Aim of the task —
Of all the lines in the records, how many hold the word "PISA"? Answer with the number only.

── Provided information

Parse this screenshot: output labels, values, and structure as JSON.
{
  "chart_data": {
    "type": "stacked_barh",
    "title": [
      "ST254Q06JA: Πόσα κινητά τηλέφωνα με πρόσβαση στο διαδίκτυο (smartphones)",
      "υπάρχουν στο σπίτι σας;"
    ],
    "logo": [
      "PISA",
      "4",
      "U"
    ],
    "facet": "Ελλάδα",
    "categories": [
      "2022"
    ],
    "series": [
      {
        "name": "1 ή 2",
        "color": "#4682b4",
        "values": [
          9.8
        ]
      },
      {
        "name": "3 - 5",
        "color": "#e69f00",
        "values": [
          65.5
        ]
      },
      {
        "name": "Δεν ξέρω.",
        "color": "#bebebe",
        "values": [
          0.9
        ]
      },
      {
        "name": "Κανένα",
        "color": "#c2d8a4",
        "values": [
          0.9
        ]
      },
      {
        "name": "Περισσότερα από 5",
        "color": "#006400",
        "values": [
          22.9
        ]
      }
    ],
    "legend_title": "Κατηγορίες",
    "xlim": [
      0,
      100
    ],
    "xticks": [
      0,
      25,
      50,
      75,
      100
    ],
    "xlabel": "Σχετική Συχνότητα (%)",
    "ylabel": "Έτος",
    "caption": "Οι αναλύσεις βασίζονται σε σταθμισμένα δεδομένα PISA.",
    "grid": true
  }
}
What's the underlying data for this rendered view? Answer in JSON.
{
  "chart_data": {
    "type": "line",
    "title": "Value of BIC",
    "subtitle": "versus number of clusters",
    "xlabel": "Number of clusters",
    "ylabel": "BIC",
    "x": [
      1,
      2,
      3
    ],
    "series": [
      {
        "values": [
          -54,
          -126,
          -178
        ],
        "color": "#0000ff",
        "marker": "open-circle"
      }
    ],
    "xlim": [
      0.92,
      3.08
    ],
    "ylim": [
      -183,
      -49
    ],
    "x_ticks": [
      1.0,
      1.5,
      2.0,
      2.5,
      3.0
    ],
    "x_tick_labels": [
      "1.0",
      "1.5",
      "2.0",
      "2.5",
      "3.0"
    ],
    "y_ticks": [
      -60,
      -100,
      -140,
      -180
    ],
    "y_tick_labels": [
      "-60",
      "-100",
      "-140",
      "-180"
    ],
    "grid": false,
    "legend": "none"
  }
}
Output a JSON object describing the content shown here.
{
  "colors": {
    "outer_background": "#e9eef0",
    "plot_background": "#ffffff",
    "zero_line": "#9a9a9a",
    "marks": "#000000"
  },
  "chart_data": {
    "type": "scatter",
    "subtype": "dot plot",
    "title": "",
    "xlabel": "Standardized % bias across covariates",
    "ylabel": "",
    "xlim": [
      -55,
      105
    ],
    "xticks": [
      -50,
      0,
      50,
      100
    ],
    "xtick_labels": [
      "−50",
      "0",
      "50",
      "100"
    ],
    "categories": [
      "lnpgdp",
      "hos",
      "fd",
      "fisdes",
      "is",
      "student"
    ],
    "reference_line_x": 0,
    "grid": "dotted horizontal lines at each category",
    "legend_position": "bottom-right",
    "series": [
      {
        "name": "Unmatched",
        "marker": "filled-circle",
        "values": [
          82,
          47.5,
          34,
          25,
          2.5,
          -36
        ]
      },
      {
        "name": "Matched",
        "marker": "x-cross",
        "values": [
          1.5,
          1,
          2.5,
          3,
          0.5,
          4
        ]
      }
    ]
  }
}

────

Full answer —
2